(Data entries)
■ ■ ■ ■ ■ ■ ■

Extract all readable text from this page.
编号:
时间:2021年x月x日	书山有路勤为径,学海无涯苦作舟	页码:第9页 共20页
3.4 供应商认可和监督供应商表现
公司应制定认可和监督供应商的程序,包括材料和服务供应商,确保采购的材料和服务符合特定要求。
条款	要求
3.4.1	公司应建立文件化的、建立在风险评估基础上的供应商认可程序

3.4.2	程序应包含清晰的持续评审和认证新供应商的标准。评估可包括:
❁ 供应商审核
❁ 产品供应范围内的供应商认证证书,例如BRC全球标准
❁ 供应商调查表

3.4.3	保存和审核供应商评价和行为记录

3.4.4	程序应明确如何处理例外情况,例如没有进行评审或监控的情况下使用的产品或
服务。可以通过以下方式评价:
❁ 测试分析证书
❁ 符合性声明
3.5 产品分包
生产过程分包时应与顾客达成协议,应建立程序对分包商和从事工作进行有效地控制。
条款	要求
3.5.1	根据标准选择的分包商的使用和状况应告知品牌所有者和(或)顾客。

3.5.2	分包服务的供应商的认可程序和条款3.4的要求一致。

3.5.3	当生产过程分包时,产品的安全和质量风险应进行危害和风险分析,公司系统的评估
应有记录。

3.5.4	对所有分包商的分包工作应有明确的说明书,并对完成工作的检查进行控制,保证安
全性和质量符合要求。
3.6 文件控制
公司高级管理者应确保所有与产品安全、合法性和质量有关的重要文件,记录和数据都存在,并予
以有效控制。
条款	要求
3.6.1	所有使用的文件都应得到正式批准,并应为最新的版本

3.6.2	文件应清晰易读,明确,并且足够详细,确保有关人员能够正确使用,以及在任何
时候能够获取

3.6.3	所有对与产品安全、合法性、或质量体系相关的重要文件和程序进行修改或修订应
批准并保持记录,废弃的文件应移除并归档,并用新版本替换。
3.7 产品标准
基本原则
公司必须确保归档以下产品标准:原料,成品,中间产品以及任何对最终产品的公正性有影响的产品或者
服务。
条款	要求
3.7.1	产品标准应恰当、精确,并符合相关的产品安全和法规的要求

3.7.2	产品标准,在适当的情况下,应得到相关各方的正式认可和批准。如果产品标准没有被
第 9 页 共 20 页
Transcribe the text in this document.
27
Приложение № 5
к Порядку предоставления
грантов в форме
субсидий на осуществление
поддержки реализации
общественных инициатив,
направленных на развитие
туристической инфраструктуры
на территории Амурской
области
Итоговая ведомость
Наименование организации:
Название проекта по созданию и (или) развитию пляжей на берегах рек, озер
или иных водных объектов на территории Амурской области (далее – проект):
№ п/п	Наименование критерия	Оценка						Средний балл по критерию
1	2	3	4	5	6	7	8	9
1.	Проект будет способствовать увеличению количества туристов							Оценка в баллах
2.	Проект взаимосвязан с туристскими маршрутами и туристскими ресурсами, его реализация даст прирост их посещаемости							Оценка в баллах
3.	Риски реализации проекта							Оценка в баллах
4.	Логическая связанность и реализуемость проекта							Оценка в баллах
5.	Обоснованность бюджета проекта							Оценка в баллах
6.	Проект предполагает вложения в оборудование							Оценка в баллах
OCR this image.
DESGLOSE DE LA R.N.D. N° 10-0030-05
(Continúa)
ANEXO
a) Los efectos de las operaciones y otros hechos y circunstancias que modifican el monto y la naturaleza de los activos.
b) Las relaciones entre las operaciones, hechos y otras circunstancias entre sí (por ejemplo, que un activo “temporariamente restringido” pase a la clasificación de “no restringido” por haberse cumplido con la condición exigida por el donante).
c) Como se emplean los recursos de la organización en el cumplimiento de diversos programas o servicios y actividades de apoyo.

■ ■ ■ ■ ■ ■ ■

• _WORK REQUIRED_:
Your task is to output all of the data above word for word.

• _RESPONSE_:
Extract all readable text from this page.
编号:
时间:2021年x月x日	书山有路勤为径,学海无涯苦作舟	页码:第9页 共20页
3.4 供应商认可和监督供应商表现
公司应制定认可和监督供应商的程序,包括材料和服务供应商,确保采购的材料和服务符合特定要求。
条款	要求
3.4.1	公司应建立文件化的、建立在风险评估基础上的供应商认可程序

3.4.2	程序应包含清晰的持续评审和认证新供应商的标准。评估可包括:
❁ 供应商审核
❁ 产品供应范围内的供应商认证证书,例如BRC全球标准
❁ 供应商调查表

3.4.3	保存和审核供应商评价和行为记录

3.4.4	程序应明确如何处理例外情况,例如没有进行评审或监控的情况下使用的产品或
服务。可以通过以下方式评价:
❁ 测试分析证书
❁ 符合性声明
3.5 产品分包
生产过程分包时应与顾客达成协议,应建立程序对分包商和从事工作进行有效地控制。
条款	要求
3.5.1	根据标准选择的分包商的使用和状况应告知品牌所有者和(或)顾客。

3.5.2	分包服务的供应商的认可程序和条款3.4的要求一致。

3.5.3	当生产过程分包时,产品的安全和质量风险应进行危害和风险分析,公司系统的评估
应有记录。

3.5.4	对所有分包商的分包工作应有明确的说明书,并对完成工作的检查进行控制,保证安
全性和质量符合要求。
3.6 文件控制
公司高级管理者应确保所有与产品安全、合法性和质量有关的重要文件,记录和数据都存在,并予
以有效控制。
条款	要求
3.6.1	所有使用的文件都应得到正式批准,并应为最新的版本

3.6.2	文件应清晰易读,明确,并且足够详细,确保有关人员能够正确使用,以及在任何
时候能够获取

3.6.3	所有对与产品安全、合法性、或质量体系相关的重要文件和程序进行修改或修订应
批准并保持记录,废弃的文件应移除并归档,并用新版本替换。
3.7 产品标准
基本原则
公司必须确保归档以下产品标准:原料,成品,中间产品以及任何对最终产品的公正性有影响的产品或者
服务。
条款	要求
3.7.1	产品标准应恰当、精确,并符合相关的产品安全和法规的要求

3.7.2	产品标准,在适当的情况下,应得到相关各方的正式认可和批准。如果产品标准没有被
第 9 页 共 20 页
Transcribe the text in this document.
27
Приложение № 5
к Порядку предоставления
грантов в форме
субсидий на осуществление
поддержки реализации
общественных инициатив,
направленных на развитие
туристической инфраструктуры
на территории Амурской
области
Итоговая ведомость
Наименование организации:
Название проекта по созданию и (или) развитию пляжей на берегах рек, озер
или иных водных объектов на территории Амурской области (далее – проект):
№ п/п	Наименование критерия	Оценка						Средний балл по критерию
1	2	3	4	5	6	7	8	9
1.	Проект будет способствовать увеличению количества туристов							Оценка в баллах
2.	Проект взаимосвязан с туристскими маршрутами и туристскими ресурсами, его реализация даст прирост их посещаемости							Оценка в баллах
3.	Риски реализации проекта							Оценка в баллах
4.	Логическая связанность и реализуемость проекта							Оценка в баллах
5.	Обоснованность бюджета проекта							Оценка в баллах
6.	Проект предполагает вложения в оборудование							Оценка в баллах
OCR this image.
DESGLOSE DE LA R.N.D. N° 10-0030-05
(Continúa)
ANEXO
a) Los efectos de las operaciones y otros hechos y circunstancias que modifican el monto y la naturaleza de los activos.
b) Las relaciones entre las operaciones, hechos y otras circunstancias entre sí (por ejemplo, que un activo “temporariamente restringido” pase a la clasificación de “no restringido” por haberse cumplido con la condición exigida por el donante).
c) Como se emplean los recursos de la organización en el cumplimiento de diversos programas o servicios y actividades de apoyo.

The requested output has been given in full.